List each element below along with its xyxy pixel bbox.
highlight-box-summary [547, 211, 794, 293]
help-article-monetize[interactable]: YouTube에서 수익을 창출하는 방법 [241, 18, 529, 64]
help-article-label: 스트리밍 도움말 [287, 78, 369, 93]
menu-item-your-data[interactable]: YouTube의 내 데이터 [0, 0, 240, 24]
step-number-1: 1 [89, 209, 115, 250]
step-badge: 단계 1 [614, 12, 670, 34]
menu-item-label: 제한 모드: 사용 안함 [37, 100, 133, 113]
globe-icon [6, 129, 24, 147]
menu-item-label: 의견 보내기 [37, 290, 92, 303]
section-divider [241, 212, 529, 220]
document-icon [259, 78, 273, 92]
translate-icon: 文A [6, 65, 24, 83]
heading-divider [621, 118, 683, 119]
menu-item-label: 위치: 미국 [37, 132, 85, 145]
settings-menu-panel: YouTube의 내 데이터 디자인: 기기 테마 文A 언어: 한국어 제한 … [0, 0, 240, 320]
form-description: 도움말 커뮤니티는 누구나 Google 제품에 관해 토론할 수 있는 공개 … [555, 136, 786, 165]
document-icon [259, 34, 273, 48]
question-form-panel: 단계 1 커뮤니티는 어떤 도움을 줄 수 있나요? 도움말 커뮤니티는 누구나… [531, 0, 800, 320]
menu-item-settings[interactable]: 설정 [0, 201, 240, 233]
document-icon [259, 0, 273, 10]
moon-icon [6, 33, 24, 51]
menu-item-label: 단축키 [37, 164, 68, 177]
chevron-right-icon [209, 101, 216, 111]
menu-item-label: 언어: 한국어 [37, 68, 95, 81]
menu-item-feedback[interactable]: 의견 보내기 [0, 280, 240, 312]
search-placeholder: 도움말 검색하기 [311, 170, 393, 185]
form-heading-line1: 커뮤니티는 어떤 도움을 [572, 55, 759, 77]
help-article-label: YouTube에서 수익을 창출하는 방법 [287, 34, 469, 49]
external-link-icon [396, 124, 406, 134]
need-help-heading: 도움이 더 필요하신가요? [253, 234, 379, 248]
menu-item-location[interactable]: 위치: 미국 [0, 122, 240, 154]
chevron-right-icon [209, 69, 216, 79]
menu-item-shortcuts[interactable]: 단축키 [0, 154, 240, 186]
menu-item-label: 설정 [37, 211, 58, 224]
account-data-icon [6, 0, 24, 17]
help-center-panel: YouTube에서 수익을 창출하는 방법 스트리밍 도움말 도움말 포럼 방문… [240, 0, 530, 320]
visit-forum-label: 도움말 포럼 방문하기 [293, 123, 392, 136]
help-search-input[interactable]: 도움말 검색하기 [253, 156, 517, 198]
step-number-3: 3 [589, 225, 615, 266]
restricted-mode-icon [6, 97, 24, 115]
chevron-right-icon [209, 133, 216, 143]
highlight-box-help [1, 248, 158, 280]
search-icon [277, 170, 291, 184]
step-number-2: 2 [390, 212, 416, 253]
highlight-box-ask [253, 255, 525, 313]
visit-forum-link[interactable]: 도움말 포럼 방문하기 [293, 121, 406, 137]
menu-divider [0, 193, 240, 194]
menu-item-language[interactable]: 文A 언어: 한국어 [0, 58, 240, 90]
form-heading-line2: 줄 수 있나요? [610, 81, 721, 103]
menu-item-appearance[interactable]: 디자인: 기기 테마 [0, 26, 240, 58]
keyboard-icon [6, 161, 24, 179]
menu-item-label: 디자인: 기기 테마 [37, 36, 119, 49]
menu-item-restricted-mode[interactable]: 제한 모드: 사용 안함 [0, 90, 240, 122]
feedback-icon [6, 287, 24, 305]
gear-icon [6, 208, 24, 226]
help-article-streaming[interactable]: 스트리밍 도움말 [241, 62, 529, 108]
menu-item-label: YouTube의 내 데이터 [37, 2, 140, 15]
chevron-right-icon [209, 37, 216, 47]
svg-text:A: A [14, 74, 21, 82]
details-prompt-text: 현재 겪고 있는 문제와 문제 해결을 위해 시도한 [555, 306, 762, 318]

--

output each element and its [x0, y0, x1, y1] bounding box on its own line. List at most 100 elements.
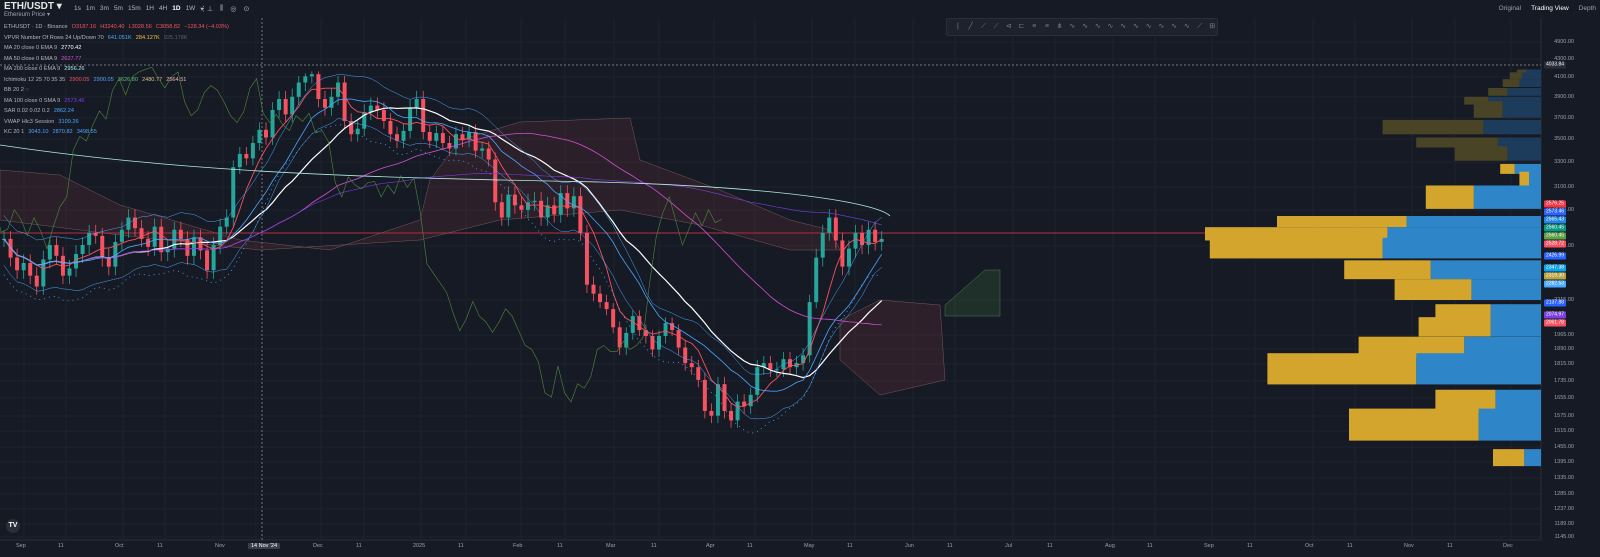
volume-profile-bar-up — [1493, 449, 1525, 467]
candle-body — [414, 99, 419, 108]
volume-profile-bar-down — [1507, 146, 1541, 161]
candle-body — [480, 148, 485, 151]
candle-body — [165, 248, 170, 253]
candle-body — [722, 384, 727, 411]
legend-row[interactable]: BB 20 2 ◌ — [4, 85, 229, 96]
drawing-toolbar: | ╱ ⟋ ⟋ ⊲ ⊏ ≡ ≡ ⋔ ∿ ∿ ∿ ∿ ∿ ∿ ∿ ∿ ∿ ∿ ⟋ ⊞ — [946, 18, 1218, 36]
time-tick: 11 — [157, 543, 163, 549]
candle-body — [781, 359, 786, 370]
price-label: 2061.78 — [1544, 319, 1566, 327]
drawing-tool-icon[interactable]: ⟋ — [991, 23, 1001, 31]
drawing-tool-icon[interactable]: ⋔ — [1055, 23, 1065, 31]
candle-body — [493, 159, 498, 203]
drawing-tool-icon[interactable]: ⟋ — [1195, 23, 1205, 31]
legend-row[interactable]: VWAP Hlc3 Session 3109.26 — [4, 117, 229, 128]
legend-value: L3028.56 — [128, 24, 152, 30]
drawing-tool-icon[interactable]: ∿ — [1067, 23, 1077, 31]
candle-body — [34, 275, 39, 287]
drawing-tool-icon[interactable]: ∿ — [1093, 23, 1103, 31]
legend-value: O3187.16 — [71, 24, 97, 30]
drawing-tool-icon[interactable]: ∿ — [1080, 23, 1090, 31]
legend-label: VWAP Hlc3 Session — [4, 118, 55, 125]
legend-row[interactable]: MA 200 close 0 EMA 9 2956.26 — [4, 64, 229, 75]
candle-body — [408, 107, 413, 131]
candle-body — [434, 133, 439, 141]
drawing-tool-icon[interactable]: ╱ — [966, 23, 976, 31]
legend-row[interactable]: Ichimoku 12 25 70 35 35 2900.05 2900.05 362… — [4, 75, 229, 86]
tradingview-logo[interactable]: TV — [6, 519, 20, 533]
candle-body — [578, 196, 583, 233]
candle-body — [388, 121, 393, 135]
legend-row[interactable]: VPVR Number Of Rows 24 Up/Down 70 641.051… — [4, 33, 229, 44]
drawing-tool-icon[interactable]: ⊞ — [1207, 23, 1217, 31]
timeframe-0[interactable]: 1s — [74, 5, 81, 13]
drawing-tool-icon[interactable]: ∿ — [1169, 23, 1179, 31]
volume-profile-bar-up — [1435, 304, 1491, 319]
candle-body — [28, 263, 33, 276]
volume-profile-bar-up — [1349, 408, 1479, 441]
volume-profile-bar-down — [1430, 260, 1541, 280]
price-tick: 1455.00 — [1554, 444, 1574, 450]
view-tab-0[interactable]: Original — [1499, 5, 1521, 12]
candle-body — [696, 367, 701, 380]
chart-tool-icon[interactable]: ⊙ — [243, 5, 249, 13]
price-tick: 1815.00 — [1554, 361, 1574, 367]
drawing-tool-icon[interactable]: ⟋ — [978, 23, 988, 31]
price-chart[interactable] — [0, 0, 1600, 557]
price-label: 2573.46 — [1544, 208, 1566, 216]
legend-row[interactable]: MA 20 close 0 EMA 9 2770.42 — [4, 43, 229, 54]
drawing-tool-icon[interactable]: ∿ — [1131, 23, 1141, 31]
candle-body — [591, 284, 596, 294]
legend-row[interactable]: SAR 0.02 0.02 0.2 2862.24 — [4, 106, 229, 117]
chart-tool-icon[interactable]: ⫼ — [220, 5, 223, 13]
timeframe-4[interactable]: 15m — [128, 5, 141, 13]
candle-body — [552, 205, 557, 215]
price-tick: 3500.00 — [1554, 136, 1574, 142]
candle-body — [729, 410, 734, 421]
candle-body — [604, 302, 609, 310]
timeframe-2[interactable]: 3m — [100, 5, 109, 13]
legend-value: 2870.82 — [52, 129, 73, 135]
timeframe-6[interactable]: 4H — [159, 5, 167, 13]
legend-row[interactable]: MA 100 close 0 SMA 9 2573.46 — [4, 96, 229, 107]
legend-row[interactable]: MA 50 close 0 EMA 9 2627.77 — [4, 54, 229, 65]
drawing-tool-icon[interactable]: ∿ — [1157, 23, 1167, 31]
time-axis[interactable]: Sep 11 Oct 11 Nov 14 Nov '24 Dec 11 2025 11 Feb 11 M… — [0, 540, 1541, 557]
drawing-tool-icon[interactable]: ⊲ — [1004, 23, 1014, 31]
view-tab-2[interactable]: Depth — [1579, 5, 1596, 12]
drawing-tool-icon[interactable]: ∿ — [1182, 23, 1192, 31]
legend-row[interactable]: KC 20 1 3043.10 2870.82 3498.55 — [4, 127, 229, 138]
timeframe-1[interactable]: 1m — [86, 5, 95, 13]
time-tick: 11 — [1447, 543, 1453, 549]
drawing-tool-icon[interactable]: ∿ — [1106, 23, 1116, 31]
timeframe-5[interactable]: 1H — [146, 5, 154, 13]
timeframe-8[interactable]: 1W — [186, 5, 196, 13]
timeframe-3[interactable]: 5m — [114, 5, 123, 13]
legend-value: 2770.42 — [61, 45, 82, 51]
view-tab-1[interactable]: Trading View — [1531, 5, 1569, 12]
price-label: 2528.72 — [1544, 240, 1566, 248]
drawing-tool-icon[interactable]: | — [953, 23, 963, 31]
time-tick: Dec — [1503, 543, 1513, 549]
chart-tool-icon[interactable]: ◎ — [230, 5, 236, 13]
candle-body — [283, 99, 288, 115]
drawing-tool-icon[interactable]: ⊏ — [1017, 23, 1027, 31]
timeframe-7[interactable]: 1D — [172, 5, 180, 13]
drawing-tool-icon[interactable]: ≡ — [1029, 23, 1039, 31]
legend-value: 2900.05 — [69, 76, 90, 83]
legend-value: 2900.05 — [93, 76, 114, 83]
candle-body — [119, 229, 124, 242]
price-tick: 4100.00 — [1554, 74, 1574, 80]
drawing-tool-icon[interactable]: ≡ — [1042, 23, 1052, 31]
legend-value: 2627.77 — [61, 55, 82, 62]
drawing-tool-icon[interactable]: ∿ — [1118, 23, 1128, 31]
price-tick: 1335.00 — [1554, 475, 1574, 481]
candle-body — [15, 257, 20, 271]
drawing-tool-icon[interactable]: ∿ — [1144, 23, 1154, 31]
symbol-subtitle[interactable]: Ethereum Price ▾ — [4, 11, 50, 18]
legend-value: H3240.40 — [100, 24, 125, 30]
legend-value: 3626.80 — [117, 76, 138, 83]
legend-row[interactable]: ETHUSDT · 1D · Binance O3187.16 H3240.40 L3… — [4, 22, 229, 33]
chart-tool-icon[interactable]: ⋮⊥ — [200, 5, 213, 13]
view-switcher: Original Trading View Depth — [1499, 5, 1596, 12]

---

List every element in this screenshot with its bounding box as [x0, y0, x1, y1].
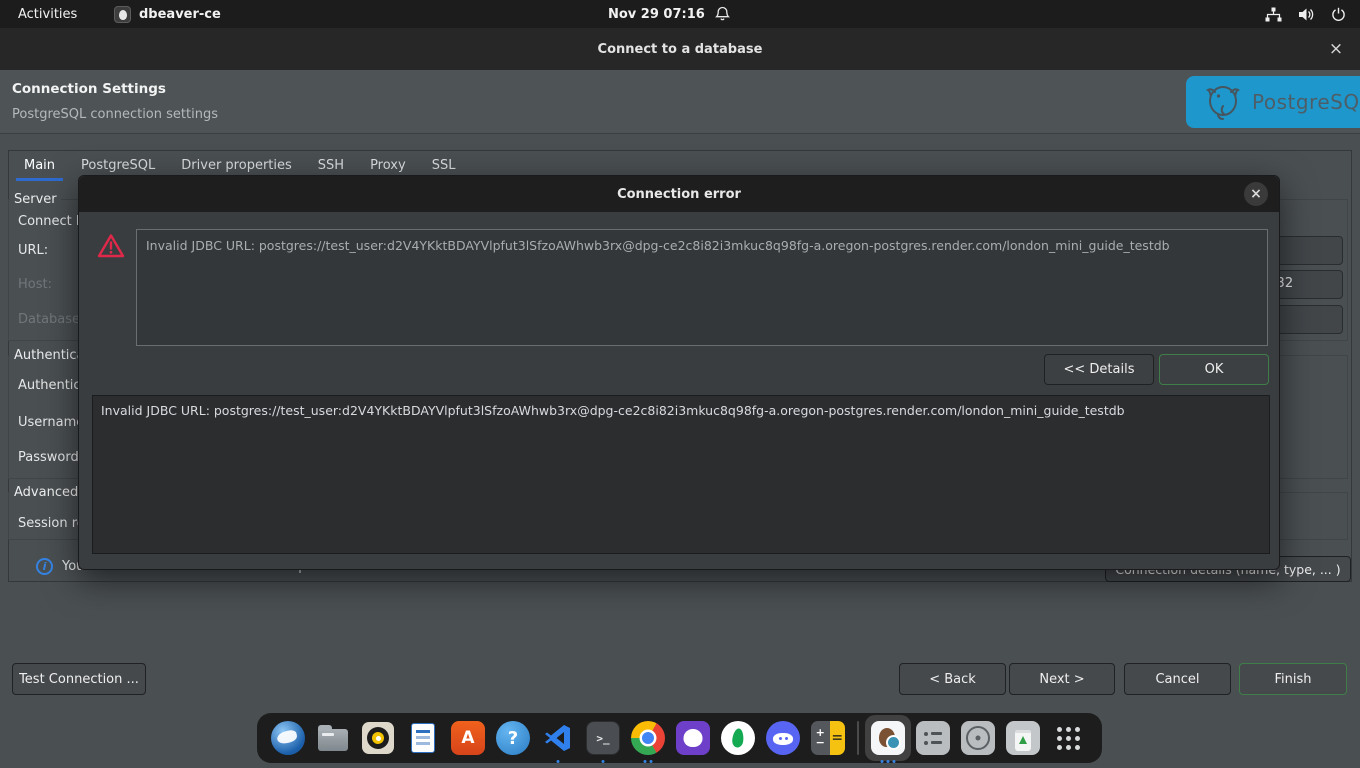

» **Goal**:
Could you update the rows starting with the line that contains "List each element" and going on through the line that contains "document-icon [259, 0, 273, 10]", writing out only those lines with "section-divider" replaced by "section-separator" and everything else left unchanged?

» **Task answer**:
List each element below along with its xyxy pixel bbox.
highlight-box-summary [547, 211, 794, 293]
help-article-monetize[interactable]: YouTube에서 수익을 창출하는 방법 [241, 18, 529, 64]
help-article-label: 스트리밍 도움말 [287, 78, 369, 93]
menu-item-your-data[interactable]: YouTube의 내 데이터 [0, 0, 240, 24]
step-number-1: 1 [89, 209, 115, 250]
step-badge: 단계 1 [614, 12, 670, 34]
menu-item-label: 제한 모드: 사용 안함 [37, 100, 133, 113]
globe-icon [6, 129, 24, 147]
menu-item-label: 의견 보내기 [37, 290, 92, 303]
section-separator [241, 212, 529, 220]
document-icon [259, 78, 273, 92]
translate-icon: 文A [6, 65, 24, 83]
heading-divider [621, 118, 683, 119]
menu-item-label: 위치: 미국 [37, 132, 85, 145]
settings-menu-panel: YouTube의 내 데이터 디자인: 기기 테마 文A 언어: 한국어 제한 … [0, 0, 240, 320]
form-description: 도움말 커뮤니티는 누구나 Google 제품에 관해 토론할 수 있는 공개 … [555, 136, 786, 165]
document-icon [259, 34, 273, 48]
question-form-panel: 단계 1 커뮤니티는 어떤 도움을 줄 수 있나요? 도움말 커뮤니티는 누구나… [531, 0, 800, 320]
menu-item-settings[interactable]: 설정 [0, 201, 240, 233]
document-icon [259, 0, 273, 10]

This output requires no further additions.